■ Work to be completed
Pull out each line of the data that includes the word "this".

■ The records
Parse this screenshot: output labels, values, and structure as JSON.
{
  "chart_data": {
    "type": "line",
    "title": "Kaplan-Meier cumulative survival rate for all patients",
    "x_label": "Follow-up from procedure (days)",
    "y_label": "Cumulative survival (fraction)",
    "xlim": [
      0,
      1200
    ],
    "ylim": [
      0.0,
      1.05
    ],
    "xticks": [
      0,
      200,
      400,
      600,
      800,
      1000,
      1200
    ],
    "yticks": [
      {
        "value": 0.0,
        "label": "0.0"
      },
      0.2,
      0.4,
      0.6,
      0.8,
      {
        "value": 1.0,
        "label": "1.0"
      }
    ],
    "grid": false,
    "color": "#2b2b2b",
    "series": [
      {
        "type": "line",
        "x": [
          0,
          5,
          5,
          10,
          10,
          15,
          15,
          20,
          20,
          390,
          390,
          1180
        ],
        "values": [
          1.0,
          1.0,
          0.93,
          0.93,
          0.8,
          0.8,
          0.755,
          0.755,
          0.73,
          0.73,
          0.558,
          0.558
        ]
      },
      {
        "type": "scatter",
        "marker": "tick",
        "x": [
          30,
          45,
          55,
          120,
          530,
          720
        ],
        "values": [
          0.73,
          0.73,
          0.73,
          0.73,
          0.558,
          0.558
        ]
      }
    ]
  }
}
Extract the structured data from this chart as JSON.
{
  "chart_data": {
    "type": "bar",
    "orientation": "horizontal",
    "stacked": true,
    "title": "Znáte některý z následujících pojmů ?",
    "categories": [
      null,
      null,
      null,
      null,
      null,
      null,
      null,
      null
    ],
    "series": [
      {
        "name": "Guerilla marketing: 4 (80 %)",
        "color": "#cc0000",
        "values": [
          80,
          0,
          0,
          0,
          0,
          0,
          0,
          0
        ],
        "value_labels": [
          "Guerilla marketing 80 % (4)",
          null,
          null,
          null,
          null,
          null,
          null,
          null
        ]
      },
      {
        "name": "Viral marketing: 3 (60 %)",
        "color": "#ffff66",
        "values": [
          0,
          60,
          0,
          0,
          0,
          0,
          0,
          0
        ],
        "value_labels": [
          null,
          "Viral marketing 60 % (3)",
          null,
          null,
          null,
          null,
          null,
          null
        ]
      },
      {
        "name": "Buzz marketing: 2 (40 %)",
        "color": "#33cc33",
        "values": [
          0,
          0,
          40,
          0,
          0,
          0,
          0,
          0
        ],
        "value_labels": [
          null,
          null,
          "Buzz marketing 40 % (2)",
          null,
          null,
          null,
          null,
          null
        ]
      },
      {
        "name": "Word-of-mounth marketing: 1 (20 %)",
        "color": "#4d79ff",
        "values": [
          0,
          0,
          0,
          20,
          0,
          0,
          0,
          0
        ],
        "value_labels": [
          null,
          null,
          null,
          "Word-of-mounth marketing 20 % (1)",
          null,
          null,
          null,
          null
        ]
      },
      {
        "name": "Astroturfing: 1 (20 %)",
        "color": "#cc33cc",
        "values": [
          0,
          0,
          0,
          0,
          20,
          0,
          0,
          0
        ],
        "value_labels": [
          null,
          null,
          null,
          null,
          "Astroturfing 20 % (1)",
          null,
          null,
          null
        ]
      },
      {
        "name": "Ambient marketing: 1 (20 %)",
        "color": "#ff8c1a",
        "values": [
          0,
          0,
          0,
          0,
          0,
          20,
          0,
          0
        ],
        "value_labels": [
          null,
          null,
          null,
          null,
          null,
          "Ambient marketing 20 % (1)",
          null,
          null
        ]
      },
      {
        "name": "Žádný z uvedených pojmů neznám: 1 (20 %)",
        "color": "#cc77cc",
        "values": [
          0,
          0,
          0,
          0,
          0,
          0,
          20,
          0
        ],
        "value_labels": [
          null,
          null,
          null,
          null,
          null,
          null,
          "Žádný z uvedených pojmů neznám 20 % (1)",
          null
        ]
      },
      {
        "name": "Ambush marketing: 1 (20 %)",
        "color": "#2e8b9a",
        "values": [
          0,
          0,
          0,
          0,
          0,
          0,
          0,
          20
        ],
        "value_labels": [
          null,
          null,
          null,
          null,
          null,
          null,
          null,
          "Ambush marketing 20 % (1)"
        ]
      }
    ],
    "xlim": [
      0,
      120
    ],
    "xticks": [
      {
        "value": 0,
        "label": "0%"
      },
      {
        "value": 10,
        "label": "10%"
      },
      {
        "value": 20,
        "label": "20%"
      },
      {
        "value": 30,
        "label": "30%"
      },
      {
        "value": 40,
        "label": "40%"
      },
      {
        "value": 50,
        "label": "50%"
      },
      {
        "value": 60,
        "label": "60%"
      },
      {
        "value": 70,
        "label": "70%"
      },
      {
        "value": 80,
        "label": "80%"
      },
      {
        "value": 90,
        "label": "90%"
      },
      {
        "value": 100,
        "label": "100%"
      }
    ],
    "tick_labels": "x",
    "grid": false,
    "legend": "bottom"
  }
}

■ Answer
Parse this screenshot: output labels, values, and structure as JSON.
Extract the structured data from this chart as JSON.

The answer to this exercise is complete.